= GOAL =
Print the data exactly, leaving nothing out.

= RECORDED DATA =
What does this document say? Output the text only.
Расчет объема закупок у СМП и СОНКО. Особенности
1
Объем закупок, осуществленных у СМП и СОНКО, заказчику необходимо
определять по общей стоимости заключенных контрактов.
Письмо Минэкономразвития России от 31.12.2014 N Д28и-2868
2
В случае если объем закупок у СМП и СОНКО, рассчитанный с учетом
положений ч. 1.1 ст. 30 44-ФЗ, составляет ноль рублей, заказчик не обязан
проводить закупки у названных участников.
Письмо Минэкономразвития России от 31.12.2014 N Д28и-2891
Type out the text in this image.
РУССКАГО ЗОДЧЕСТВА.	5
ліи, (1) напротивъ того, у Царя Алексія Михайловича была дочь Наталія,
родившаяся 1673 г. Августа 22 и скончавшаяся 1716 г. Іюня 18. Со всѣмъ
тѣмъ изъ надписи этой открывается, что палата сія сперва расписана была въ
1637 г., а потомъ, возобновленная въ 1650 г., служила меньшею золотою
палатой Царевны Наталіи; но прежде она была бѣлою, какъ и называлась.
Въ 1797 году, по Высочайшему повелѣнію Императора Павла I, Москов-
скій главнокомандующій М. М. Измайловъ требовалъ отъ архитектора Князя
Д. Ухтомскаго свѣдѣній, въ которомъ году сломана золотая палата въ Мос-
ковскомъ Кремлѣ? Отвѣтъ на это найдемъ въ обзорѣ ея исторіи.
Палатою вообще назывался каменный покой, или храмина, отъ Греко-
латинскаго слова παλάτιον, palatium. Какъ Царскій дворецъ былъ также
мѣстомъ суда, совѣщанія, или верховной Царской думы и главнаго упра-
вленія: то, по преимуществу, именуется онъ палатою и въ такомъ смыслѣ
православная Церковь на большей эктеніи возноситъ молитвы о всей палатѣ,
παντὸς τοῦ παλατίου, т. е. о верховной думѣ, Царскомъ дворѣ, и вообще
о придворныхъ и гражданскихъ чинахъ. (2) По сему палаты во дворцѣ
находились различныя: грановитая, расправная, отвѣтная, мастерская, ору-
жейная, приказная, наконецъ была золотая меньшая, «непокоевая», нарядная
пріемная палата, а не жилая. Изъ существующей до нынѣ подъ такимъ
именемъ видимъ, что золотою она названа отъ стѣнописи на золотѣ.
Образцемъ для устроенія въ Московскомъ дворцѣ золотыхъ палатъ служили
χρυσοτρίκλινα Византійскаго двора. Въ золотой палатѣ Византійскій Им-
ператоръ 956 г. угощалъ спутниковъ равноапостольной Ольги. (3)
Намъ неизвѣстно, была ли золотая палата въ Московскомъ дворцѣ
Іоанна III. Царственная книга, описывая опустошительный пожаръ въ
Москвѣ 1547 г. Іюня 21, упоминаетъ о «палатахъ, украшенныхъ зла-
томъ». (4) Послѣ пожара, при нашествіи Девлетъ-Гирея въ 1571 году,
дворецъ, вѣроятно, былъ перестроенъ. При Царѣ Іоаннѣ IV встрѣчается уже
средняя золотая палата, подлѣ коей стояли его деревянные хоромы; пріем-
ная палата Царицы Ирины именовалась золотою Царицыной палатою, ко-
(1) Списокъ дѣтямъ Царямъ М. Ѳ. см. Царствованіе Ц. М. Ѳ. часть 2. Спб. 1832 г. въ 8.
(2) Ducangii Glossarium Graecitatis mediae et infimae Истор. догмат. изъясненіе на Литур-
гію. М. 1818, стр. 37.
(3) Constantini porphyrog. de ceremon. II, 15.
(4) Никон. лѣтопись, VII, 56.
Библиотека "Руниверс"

= COMPLETE OUTPUT =
What does this document say? Output the text only.
Расчет объема закупок у СМП и СОНКО. Особенности
1
Объем закупок, осуществленных у СМП и СОНКО, заказчику необходимо
определять по общей стоимости заключенных контрактов.
Письмо Минэкономразвития России от 31.12.2014 N Д28и-2868
2
В случае если объем закупок у СМП и СОНКО, рассчитанный с учетом
положений ч. 1.1 ст. 30 44-ФЗ, составляет ноль рублей, заказчик не обязан
проводить закупки у названных участников.
Письмо Минэкономразвития России от 31.12.2014 N Д28и-2891
Type out the text in this image.
РУССКАГО ЗОДЧЕСТВА.	5
ліи, (1) напротивъ того, у Царя Алексія Михайловича была дочь Наталія,
родившаяся 1673 г. Августа 22 и скончавшаяся 1716 г. Іюня 18. Со всѣмъ
тѣмъ изъ надписи этой открывается, что палата сія сперва расписана была въ
1637 г., а потомъ, возобновленная въ 1650 г., служила меньшею золотою
палатой Царевны Наталіи; но прежде она была бѣлою, какъ и называлась.
Въ 1797 году, по Высочайшему повелѣнію Императора Павла I, Москов-
скій главнокомандующій М. М. Измайловъ требовалъ отъ архитектора Князя
Д. Ухтомскаго свѣдѣній, въ которомъ году сломана золотая палата въ Мос-
ковскомъ Кремлѣ? Отвѣтъ на это найдемъ въ обзорѣ ея исторіи.
Палатою вообще назывался каменный покой, или храмина, отъ Греко-
латинскаго слова παλάτιον, palatium. Какъ Царскій дворецъ былъ также
мѣстомъ суда, совѣщанія, или верховной Царской думы и главнаго упра-
вленія: то, по преимуществу, именуется онъ палатою и въ такомъ смыслѣ
православная Церковь на большей эктеніи возноситъ молитвы о всей палатѣ,
παντὸς τοῦ παλατίου, т. е. о верховной думѣ, Царскомъ дворѣ, и вообще
о придворныхъ и гражданскихъ чинахъ. (2) По сему палаты во дворцѣ
находились различныя: грановитая, расправная, отвѣтная, мастерская, ору-
жейная, приказная, наконецъ была золотая меньшая, «непокоевая», нарядная
пріемная палата, а не жилая. Изъ существующей до нынѣ подъ такимъ
именемъ видимъ, что золотою она названа отъ стѣнописи на золотѣ.
Образцемъ для устроенія въ Московскомъ дворцѣ золотыхъ палатъ служили
χρυσοτρίκλινα Византійскаго двора. Въ золотой палатѣ Византійскій Им-
ператоръ 956 г. угощалъ спутниковъ равноапостольной Ольги. (3)
Намъ неизвѣстно, была ли золотая палата въ Московскомъ дворцѣ
Іоанна III. Царственная книга, описывая опустошительный пожаръ въ
Москвѣ 1547 г. Іюня 21, упоминаетъ о «палатахъ, украшенныхъ зла-
томъ». (4) Послѣ пожара, при нашествіи Девлетъ-Гирея въ 1571 году,
дворецъ, вѣроятно, былъ перестроенъ. При Царѣ Іоаннѣ IV встрѣчается уже
средняя золотая палата, подлѣ коей стояли его деревянные хоромы; пріем-
ная палата Царицы Ирины именовалась золотою Царицыной палатою, ко-
(1) Списокъ дѣтямъ Царямъ М. Ѳ. см. Царствованіе Ц. М. Ѳ. часть 2. Спб. 1832 г. въ 8.
(2) Ducangii Glossarium Graecitatis mediae et infimae Истор. догмат. изъясненіе на Литур-
гію. М. 1818, стр. 37.
(3) Constantini porphyrog. de ceremon. II, 15.
(4) Никон. лѣтопись, VII, 56.
Библиотека "Руниверс"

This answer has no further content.